→ REQUIRED TASK: From the records below, pull each line that has "conforme".

→ THE DATA:
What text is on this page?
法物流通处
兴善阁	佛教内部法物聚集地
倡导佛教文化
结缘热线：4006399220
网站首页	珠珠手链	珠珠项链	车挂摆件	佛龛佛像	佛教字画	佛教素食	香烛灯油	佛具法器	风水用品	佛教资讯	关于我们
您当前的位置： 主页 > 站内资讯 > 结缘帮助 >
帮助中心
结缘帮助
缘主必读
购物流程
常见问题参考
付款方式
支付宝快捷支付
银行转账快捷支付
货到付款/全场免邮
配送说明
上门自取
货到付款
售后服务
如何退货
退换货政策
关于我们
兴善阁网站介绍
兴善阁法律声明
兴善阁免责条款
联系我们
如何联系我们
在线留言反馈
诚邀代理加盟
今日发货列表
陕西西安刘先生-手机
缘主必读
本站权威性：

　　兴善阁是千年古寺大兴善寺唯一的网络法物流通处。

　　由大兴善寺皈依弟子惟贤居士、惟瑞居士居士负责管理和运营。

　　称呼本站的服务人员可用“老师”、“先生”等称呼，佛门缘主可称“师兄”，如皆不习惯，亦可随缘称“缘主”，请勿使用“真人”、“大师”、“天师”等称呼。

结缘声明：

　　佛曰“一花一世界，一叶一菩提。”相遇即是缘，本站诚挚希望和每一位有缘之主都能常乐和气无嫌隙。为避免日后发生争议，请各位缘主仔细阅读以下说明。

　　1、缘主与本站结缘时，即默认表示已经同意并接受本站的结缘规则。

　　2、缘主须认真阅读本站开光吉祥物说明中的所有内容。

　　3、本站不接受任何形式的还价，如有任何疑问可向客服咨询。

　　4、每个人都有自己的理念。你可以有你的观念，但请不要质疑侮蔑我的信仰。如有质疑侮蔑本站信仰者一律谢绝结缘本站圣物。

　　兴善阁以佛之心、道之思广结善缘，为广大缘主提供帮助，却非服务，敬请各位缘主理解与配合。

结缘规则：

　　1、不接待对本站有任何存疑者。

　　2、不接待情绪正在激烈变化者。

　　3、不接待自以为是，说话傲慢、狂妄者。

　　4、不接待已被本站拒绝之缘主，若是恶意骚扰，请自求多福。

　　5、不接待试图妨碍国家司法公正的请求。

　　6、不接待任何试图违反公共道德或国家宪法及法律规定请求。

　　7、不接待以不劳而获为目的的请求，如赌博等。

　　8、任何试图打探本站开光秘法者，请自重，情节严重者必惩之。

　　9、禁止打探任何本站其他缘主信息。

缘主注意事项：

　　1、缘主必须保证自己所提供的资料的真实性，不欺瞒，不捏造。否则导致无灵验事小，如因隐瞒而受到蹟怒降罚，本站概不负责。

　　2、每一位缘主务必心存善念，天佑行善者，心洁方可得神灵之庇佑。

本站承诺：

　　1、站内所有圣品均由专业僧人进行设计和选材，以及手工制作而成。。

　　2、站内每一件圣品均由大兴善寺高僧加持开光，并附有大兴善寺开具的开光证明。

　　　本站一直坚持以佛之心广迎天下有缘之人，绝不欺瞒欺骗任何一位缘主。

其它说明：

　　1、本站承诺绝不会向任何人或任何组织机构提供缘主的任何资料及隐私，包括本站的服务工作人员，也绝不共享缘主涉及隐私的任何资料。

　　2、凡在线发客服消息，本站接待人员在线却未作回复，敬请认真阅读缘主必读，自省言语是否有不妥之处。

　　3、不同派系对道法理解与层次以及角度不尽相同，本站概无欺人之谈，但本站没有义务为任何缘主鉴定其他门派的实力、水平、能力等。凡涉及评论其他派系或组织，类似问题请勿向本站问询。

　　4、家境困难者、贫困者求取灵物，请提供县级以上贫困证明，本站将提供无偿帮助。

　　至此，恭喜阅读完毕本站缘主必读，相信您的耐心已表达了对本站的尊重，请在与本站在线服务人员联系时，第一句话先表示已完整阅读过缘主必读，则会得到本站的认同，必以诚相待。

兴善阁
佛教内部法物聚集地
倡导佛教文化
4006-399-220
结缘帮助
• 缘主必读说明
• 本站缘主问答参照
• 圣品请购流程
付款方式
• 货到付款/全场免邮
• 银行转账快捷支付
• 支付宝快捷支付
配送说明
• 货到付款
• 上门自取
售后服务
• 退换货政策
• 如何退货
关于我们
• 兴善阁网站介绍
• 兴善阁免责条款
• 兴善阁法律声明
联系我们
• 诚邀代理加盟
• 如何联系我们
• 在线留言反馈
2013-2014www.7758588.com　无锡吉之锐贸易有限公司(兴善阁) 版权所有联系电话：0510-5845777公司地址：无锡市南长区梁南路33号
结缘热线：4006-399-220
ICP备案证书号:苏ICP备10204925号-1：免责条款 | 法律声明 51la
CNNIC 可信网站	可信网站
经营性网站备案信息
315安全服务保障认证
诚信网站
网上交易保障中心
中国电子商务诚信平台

---

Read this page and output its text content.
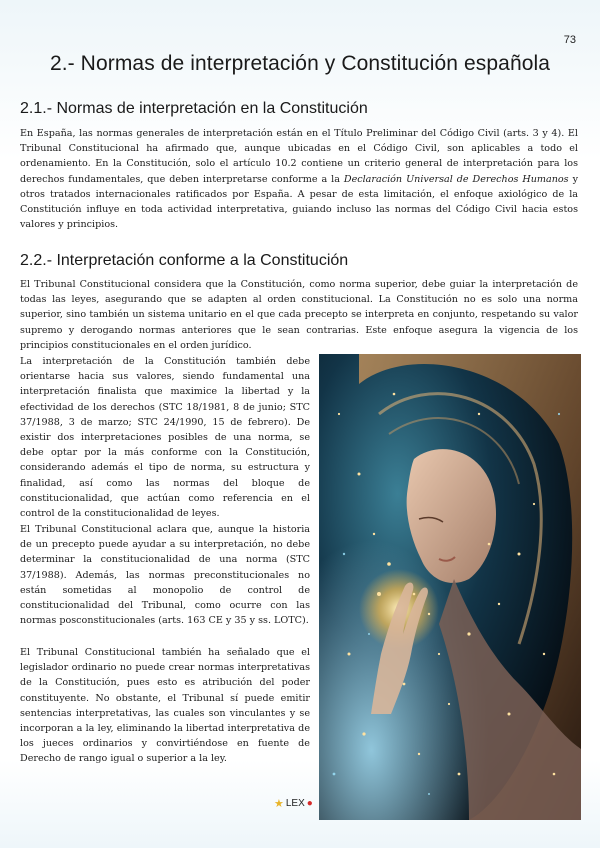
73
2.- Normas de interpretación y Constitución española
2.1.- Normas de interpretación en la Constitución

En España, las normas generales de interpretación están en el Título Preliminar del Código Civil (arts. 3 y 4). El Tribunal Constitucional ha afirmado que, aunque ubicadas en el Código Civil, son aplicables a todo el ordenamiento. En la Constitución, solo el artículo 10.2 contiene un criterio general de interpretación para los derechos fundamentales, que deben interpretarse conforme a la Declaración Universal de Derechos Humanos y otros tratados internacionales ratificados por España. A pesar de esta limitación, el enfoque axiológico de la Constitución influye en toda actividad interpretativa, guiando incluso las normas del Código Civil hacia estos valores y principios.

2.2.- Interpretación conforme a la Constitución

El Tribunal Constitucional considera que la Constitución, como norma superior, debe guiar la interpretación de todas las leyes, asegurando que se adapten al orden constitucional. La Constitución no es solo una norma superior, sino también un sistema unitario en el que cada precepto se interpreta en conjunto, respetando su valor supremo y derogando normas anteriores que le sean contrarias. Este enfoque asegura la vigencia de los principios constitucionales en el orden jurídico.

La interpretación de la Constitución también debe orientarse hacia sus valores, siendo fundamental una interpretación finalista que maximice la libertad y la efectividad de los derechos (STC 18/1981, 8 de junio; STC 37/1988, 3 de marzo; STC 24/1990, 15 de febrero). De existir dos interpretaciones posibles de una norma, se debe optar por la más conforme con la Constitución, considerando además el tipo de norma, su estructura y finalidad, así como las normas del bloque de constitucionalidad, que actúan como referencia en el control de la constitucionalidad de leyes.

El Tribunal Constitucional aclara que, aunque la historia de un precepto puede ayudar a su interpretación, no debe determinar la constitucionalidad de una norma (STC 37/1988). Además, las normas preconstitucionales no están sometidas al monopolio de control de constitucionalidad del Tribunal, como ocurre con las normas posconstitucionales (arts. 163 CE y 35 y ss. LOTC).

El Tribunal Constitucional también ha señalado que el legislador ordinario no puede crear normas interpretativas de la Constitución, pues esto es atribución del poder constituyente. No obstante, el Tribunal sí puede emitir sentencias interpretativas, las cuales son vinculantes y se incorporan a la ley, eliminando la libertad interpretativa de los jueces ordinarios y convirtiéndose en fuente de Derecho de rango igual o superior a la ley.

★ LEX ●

→ RESULT OF THIS EXERCISE:
En España, las normas generales de interpretación están en el Título Preliminar del Código Civil (arts. 3 y 4). El Tribunal Constitucional ha afirmado que, aunque ubicadas en el Código Civil, son aplicables a todo el ordenamiento. En la Constitución, solo el artículo 10.2 contiene un criterio general de interpretación para los derechos fundamentales, que deben interpretarse conforme a la Declaración Universal de Derechos Humanos y otros tratados internacionales ratificados por España. A pesar de esta limitación, el enfoque axiológico de la Constitución influye en toda actividad interpretativa, guiando incluso las normas del Código Civil hacia estos valores y principios.
2.2.- Interpretación conforme a la Constitución
La interpretación de la Constitución también debe orientarse hacia sus valores, siendo fundamental una interpretación finalista que maximice la libertad y la efectividad de los derechos (STC 18/1981, 8 de junio; STC 37/1988, 3 de marzo; STC 24/1990, 15 de febrero). De existir dos interpretaciones posibles de una norma, se debe optar por la más conforme con la Constitución, considerando además el tipo de norma, su estructura y finalidad, así como las normas del bloque de constitucionalidad, que actúan como referencia en el control de la constitucionalidad de leyes.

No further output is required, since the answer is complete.